_Short exercise_.
Collect all lines containing the word "this" from the data.

_Data shown_.
********

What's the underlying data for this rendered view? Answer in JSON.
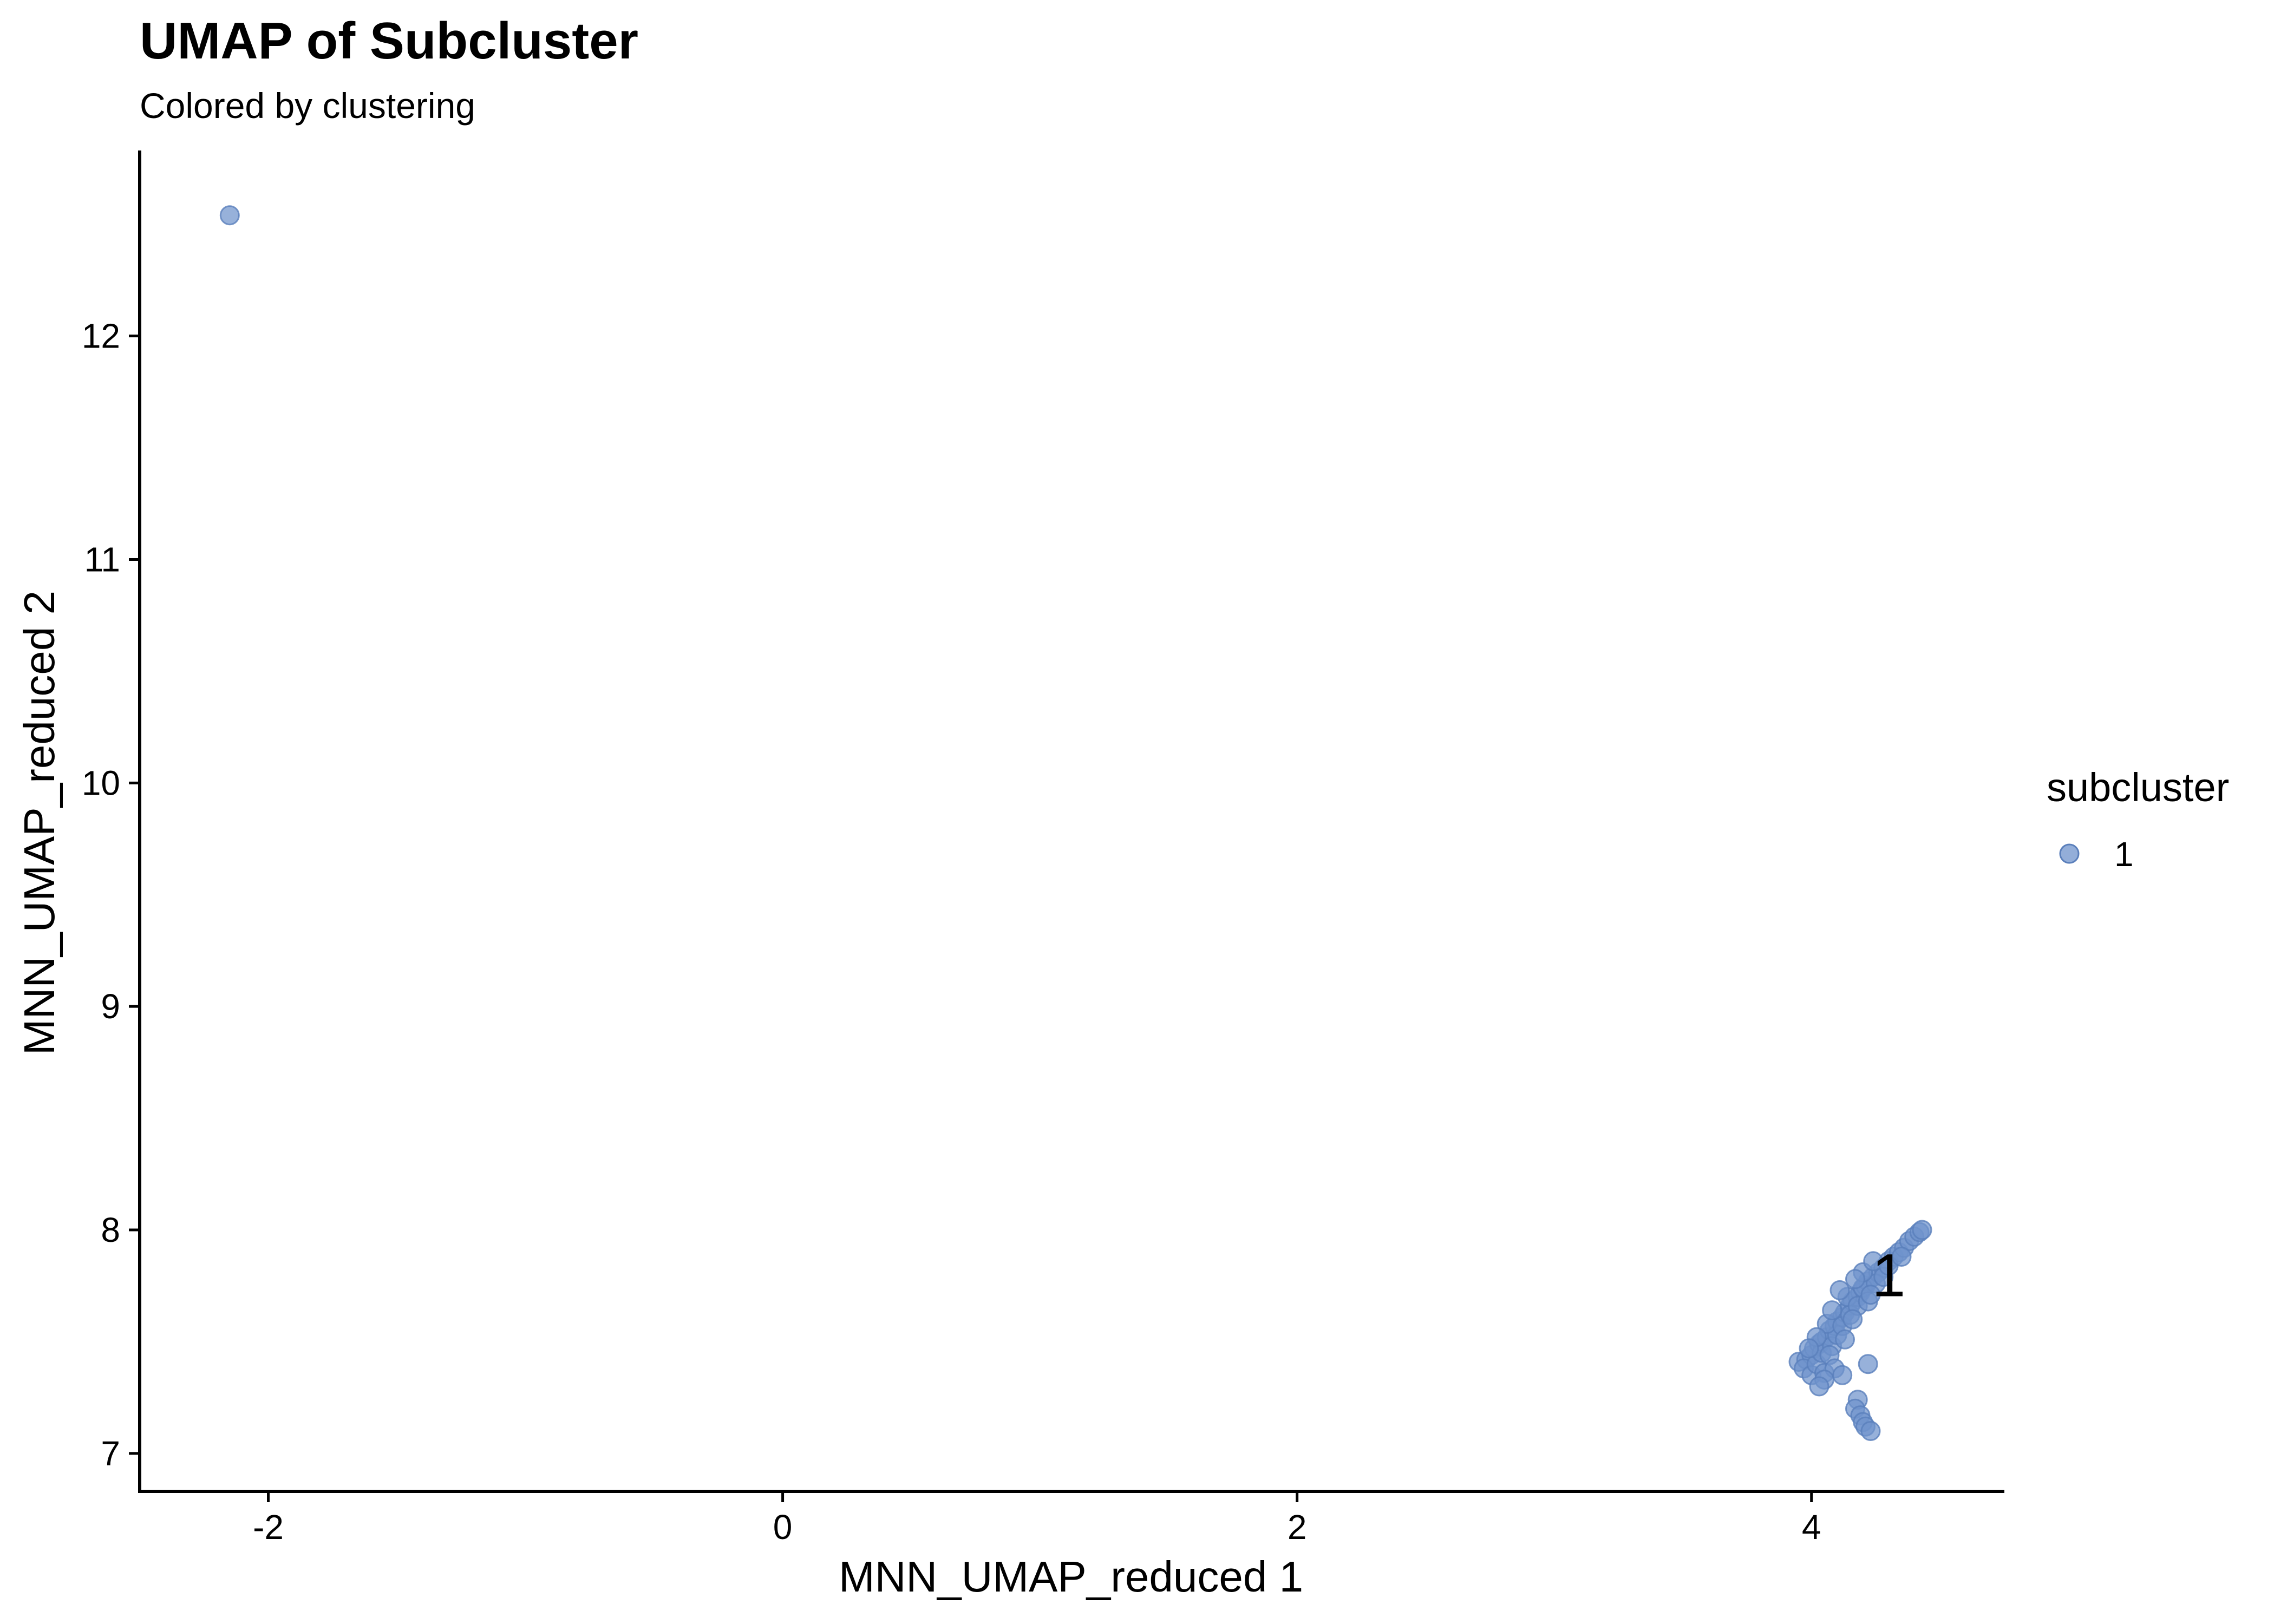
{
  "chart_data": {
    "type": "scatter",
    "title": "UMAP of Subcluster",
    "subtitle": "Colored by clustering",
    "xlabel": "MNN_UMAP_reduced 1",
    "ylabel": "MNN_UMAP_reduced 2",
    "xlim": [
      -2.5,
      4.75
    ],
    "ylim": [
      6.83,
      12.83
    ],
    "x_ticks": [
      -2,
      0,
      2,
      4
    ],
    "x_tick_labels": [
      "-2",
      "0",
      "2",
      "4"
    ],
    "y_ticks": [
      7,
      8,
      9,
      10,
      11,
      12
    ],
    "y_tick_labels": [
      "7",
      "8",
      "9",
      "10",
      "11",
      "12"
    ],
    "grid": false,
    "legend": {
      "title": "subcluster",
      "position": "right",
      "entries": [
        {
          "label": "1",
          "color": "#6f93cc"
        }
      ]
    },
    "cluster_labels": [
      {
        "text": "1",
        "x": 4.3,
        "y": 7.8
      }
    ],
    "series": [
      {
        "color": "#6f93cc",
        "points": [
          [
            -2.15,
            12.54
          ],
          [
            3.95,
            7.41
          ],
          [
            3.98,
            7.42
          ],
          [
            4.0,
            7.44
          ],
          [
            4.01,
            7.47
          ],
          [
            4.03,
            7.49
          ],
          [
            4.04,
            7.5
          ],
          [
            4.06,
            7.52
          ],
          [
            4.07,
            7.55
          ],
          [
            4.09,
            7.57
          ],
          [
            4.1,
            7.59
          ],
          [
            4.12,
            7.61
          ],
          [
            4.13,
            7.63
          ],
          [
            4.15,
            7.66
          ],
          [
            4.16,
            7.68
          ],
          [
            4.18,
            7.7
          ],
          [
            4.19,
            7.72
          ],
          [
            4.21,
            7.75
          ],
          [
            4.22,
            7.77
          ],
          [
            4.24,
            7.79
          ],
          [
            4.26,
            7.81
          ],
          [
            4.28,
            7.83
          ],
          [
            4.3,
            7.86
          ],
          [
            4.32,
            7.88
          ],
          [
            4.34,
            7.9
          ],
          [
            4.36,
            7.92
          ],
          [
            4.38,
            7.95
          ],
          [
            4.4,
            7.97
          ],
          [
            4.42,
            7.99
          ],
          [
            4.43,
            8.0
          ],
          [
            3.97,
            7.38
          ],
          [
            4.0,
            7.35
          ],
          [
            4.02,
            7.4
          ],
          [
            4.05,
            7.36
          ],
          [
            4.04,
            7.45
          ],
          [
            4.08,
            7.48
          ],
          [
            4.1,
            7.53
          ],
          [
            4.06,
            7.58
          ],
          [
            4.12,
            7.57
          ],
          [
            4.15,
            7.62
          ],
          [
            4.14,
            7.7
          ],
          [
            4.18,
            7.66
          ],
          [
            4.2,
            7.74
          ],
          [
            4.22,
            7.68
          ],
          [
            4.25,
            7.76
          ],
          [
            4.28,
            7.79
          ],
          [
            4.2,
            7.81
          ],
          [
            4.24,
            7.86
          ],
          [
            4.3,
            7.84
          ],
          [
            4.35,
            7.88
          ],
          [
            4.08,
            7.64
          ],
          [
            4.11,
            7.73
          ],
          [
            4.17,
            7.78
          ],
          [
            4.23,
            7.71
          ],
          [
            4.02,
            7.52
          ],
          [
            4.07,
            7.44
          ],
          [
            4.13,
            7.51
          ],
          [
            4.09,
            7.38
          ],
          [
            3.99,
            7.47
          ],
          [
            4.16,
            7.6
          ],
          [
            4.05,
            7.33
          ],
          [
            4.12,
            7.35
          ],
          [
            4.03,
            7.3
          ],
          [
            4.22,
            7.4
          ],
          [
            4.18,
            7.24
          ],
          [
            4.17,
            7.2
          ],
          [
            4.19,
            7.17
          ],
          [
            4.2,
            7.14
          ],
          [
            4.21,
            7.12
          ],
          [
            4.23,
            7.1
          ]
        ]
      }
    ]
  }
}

********

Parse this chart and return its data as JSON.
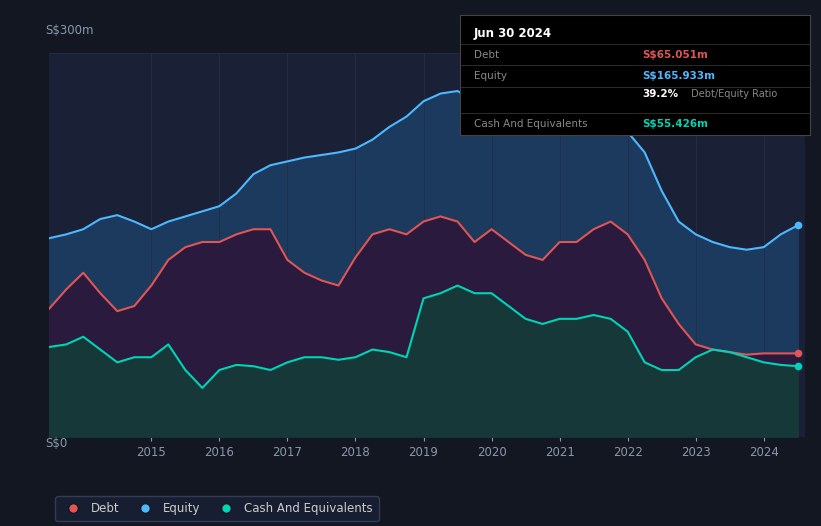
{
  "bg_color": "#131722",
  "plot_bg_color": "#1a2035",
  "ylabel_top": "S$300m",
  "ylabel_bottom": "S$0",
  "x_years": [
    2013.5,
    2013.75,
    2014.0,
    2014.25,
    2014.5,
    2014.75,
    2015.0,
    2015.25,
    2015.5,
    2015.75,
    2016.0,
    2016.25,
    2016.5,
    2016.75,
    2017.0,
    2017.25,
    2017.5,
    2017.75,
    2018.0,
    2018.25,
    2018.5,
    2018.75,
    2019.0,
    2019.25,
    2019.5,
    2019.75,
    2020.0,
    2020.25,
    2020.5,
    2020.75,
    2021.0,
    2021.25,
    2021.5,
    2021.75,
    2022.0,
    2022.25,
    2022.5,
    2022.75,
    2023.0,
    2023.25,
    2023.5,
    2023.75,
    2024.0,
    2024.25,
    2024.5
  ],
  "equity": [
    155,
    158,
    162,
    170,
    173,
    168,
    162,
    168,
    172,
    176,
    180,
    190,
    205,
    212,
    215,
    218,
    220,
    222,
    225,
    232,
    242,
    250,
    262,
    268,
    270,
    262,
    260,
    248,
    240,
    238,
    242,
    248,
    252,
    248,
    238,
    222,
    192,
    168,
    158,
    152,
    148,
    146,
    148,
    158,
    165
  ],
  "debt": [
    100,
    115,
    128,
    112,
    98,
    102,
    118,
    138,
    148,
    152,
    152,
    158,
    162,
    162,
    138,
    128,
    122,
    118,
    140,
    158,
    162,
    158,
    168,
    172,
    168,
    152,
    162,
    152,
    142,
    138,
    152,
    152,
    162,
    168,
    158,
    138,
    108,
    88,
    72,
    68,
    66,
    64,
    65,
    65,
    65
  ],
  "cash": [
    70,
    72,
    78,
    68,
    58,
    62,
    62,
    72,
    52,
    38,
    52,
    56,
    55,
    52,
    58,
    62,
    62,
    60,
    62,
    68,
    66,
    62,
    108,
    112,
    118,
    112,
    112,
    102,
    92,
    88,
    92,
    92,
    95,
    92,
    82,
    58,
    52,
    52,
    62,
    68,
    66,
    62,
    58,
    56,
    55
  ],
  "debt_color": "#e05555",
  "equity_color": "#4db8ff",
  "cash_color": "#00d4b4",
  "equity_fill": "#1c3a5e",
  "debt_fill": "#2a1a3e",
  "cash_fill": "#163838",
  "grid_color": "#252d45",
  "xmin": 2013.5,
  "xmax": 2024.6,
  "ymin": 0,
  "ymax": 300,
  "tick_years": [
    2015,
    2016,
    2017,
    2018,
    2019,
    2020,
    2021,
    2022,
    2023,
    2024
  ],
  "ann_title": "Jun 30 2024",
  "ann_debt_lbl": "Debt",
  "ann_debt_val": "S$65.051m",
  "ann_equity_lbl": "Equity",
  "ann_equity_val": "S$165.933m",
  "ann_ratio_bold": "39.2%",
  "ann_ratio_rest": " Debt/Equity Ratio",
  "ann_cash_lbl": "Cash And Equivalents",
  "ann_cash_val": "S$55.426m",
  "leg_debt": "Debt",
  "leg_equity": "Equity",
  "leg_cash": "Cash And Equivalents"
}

********

_Solved exercise_.
What's the underlying data for this rendered view? Answer in JSON.
Parse this chart and return its data as JSON.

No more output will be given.